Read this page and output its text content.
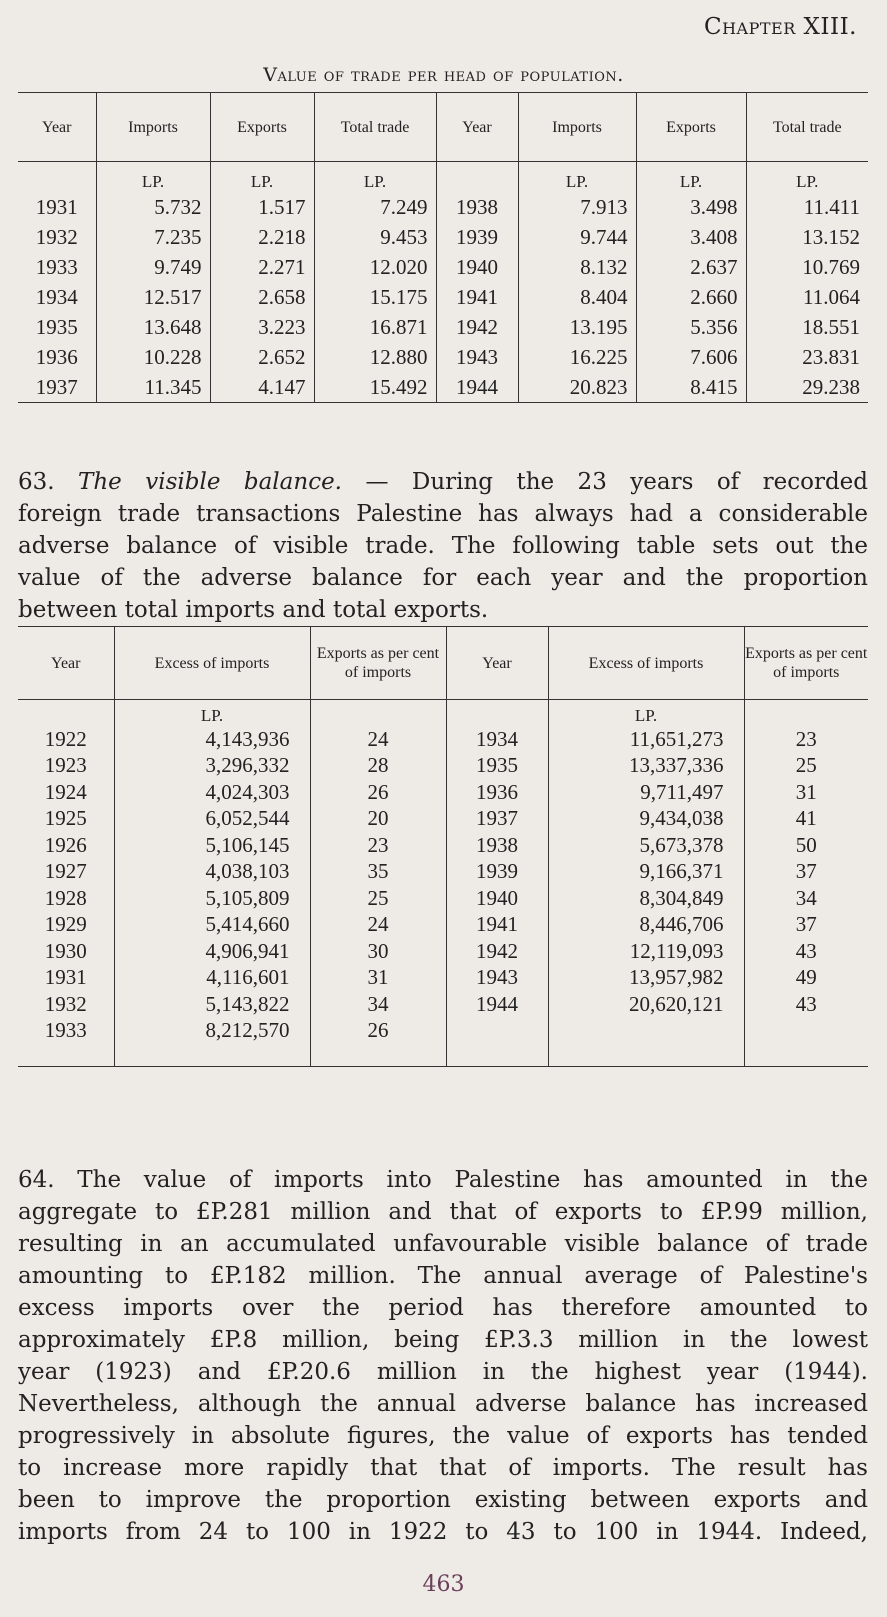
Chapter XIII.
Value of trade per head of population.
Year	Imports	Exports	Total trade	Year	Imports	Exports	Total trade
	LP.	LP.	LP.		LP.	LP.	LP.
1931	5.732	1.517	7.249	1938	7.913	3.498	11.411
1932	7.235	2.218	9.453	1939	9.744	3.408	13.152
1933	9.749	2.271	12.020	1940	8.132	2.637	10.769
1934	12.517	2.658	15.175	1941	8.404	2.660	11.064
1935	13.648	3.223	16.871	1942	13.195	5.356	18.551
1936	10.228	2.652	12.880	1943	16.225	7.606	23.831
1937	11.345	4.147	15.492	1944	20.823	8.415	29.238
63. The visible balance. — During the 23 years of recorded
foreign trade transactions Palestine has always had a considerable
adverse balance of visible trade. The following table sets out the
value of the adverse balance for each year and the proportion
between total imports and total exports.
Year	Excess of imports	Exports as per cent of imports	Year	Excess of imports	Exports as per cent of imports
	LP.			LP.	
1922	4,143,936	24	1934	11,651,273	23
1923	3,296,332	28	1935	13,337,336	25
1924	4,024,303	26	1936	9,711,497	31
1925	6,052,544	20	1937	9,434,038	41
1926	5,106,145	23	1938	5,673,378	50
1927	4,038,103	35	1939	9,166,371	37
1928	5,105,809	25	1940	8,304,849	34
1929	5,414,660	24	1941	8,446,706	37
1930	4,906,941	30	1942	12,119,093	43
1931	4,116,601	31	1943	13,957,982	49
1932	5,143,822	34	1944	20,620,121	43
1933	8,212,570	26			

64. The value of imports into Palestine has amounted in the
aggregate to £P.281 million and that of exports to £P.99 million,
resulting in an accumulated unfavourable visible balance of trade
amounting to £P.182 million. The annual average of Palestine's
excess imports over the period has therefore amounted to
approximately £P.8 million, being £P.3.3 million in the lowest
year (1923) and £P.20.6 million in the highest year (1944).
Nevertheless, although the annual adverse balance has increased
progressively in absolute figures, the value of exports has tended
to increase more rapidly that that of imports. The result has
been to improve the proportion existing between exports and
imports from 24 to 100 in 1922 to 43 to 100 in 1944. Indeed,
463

######

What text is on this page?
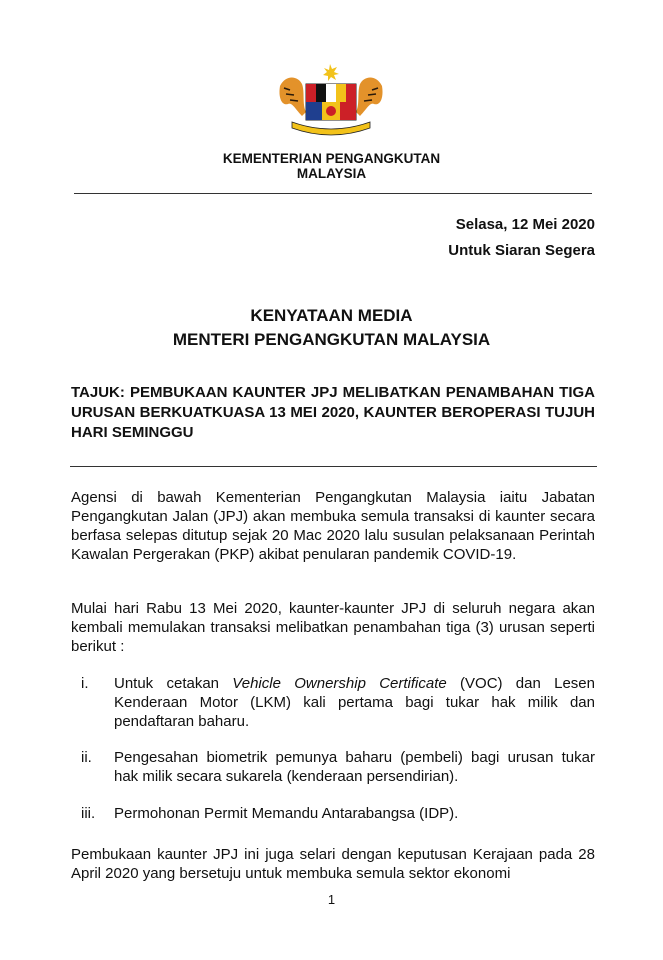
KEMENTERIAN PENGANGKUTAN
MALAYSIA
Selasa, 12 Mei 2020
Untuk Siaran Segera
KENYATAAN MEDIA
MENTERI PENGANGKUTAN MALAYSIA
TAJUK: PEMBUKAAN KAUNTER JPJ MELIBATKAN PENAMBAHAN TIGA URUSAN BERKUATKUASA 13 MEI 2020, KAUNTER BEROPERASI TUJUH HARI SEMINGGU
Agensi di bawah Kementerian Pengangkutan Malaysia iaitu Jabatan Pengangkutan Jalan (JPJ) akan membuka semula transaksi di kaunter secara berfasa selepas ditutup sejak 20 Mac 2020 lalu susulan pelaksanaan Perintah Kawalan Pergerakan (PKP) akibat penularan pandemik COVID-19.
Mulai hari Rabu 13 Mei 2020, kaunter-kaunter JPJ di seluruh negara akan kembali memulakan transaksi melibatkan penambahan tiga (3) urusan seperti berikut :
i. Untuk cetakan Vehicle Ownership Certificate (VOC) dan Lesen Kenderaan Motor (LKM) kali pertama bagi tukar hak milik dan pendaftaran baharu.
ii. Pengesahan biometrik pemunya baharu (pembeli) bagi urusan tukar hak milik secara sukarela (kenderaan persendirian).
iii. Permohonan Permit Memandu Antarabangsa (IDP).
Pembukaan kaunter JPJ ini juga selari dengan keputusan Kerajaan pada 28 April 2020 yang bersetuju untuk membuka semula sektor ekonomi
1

######

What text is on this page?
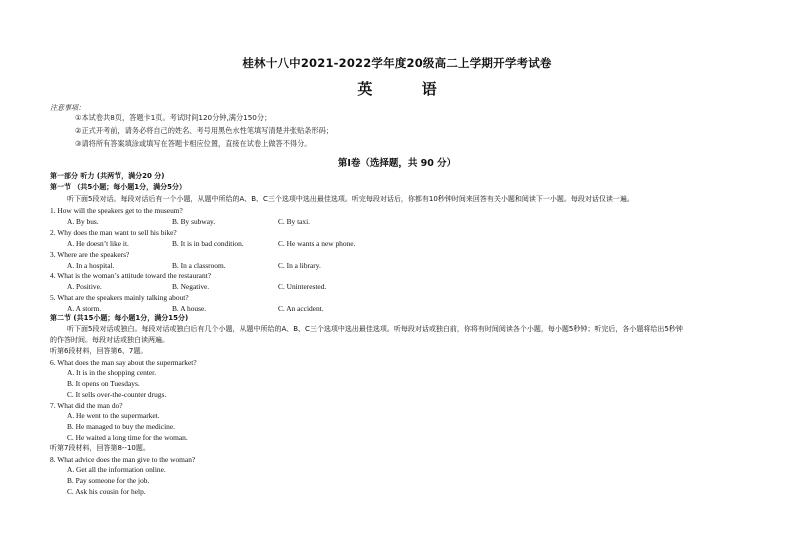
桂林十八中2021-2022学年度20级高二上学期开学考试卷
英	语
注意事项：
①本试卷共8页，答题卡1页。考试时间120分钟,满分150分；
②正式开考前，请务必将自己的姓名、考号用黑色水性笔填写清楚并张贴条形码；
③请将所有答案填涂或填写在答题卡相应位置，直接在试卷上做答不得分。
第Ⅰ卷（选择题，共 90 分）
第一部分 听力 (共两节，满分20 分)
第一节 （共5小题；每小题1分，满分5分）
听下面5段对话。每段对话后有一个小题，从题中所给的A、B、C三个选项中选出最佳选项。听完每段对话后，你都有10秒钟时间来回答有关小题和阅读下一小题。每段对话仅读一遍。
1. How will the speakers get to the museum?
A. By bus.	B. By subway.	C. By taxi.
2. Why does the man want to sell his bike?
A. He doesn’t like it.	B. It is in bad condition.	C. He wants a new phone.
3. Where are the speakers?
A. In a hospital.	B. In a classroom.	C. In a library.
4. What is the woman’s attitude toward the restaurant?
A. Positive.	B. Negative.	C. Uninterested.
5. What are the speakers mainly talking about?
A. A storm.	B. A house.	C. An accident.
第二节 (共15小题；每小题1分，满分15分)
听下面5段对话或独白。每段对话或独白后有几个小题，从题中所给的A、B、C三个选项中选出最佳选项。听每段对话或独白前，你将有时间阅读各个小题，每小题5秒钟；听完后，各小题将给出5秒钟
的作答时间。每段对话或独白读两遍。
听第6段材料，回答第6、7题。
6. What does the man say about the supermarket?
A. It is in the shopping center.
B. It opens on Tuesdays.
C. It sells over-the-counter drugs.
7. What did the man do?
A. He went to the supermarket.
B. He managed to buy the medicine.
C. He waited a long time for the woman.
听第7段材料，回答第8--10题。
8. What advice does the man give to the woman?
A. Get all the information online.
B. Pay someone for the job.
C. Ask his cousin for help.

######

Goal >>
Find every line in the records that contains the word "proportion"; copy those lines.

Answer to this exercise >>
value of the adverse balance for each year and the proportion
been to improve the proportion existing between exports and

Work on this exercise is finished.